== What is asked ==
Return the records in full, exactly as given.

== Dataset excerpts ==
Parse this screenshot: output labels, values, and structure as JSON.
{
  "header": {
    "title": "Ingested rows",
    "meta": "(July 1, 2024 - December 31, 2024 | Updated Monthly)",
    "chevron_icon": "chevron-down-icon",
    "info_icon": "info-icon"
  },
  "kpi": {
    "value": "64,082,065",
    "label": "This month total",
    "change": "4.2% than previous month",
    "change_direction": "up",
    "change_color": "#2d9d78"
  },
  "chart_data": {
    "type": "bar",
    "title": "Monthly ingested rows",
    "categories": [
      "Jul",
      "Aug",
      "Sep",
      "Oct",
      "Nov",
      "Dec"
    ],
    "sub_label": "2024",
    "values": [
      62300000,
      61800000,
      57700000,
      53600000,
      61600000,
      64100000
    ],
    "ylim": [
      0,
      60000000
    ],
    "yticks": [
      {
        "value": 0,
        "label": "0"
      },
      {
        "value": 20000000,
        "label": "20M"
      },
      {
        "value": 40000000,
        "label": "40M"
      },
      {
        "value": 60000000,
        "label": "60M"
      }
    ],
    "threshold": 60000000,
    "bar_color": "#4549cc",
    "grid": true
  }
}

== Result for this task ==
Parse this screenshot: output labels, values, and structure as JSON.
{
  "header": {
    "title": "Ingested rows",
    "meta": "(July 1, 2024 - December 31, 2024 | Updated Monthly)",
    "chevron_icon": "chevron-down-icon",
    "info_icon": "info-icon"
  },
  "kpi": {
    "value": "64,082,065",
    "label": "This month total",
    "change": "4.2% than previous month",
    "change_direction": "up",
    "change_color": "#2d9d78"
  },
  "chart_data": {
    "type": "bar",
    "title": "Monthly ingested rows",
    "categories": [
      "Jul",
      "Aug",
      "Sep",
      "Oct",
      "Nov",
      "Dec"
    ],
    "sub_label": "2024",
    "values": [
      62300000,
      61800000,
      57700000,
      53600000,
      61600000,
      64100000
    ],
    "ylim": [
      0,
      60000000
    ],
    "yticks": [
      {
        "value": 0,
        "label": "0"
      },
      {
        "value": 20000000,
        "label": "20M"
      },
      {
        "value": 40000000,
        "label": "40M"
      },
      {
        "value": 60000000,
        "label": "60M"
      }
    ],
    "threshold": 60000000,
    "bar_color": "#4549cc",
    "grid": true
  }
}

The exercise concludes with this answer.